» **To do**
Transcribe each line of the material as it is, and drop any picture.

* begin Raw data *

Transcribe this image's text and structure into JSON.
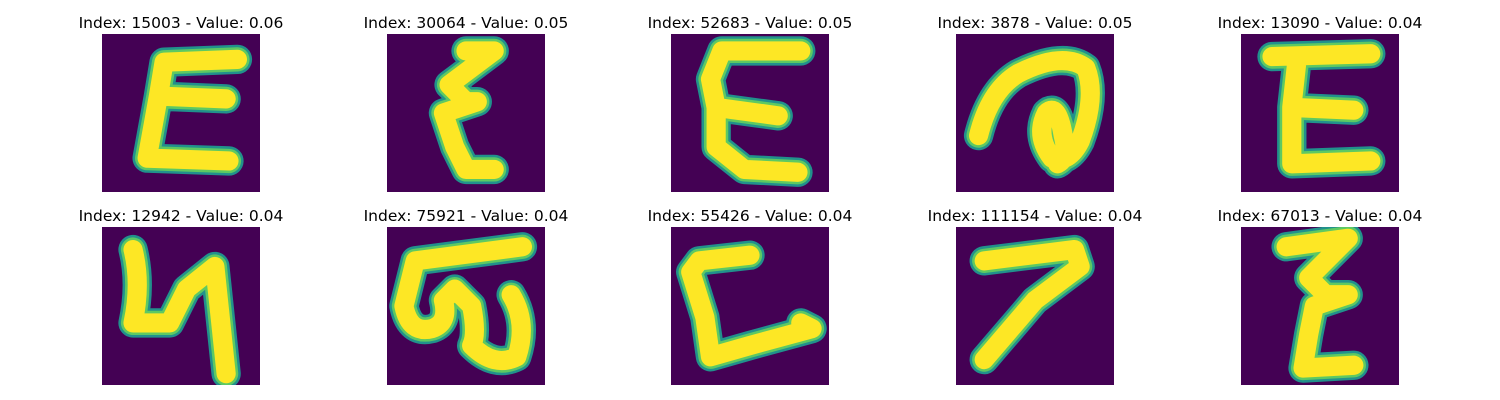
{
  "colors": {
    "background": "#440154",
    "stroke_edge": "#21918c",
    "stroke_mid": "#5ec962",
    "stroke_core": "#fde725"
  },
  "panels": [
    {
      "title": "Index: 15003 - Value: 0.06",
      "glyph": "epsilon-style letter E"
    },
    {
      "title": "Index: 30064 - Value: 0.05",
      "glyph": "zigzag letter"
    },
    {
      "title": "Index: 52683 - Value: 0.05",
      "glyph": "letter E"
    },
    {
      "title": "Index: 3878 - Value: 0.05",
      "glyph": "looped cursive letter"
    },
    {
      "title": "Index: 13090 - Value: 0.04",
      "glyph": "letter E"
    },
    {
      "title": "Index: 12942 - Value: 0.04",
      "glyph": "letter resembling N"
    },
    {
      "title": "Index: 75921 - Value: 0.04",
      "glyph": "letter resembling omega"
    },
    {
      "title": "Index: 55426 - Value: 0.04",
      "glyph": "letter L"
    },
    {
      "title": "Index: 111154 - Value: 0.04",
      "glyph": "digit 7"
    },
    {
      "title": "Index: 67013 - Value: 0.04",
      "glyph": "zigzag letter"
    }
  ]
}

* end Raw data *

» **Result of the exercise**
Transcribe this image's text and structure into JSON.
{
  "colors": {
    "background": "#440154",
    "stroke_edge": "#21918c",
    "stroke_mid": "#5ec962",
    "stroke_core": "#fde725"
  },
  "panels": [
    {
      "title": "Index: 15003 - Value: 0.06",
      "glyph": "epsilon-style letter E"
    },
    {
      "title": "Index: 30064 - Value: 0.05",
      "glyph": "zigzag letter"
    },
    {
      "title": "Index: 52683 - Value: 0.05",
      "glyph": "letter E"
    },
    {
      "title": "Index: 3878 - Value: 0.05",
      "glyph": "looped cursive letter"
    },
    {
      "title": "Index: 13090 - Value: 0.04",
      "glyph": "letter E"
    },
    {
      "title": "Index: 12942 - Value: 0.04",
      "glyph": "letter resembling N"
    },
    {
      "title": "Index: 75921 - Value: 0.04",
      "glyph": "letter resembling omega"
    },
    {
      "title": "Index: 55426 - Value: 0.04",
      "glyph": "letter L"
    },
    {
      "title": "Index: 111154 - Value: 0.04",
      "glyph": "digit 7"
    },
    {
      "title": "Index: 67013 - Value: 0.04",
      "glyph": "zigzag letter"
    }
  ]
}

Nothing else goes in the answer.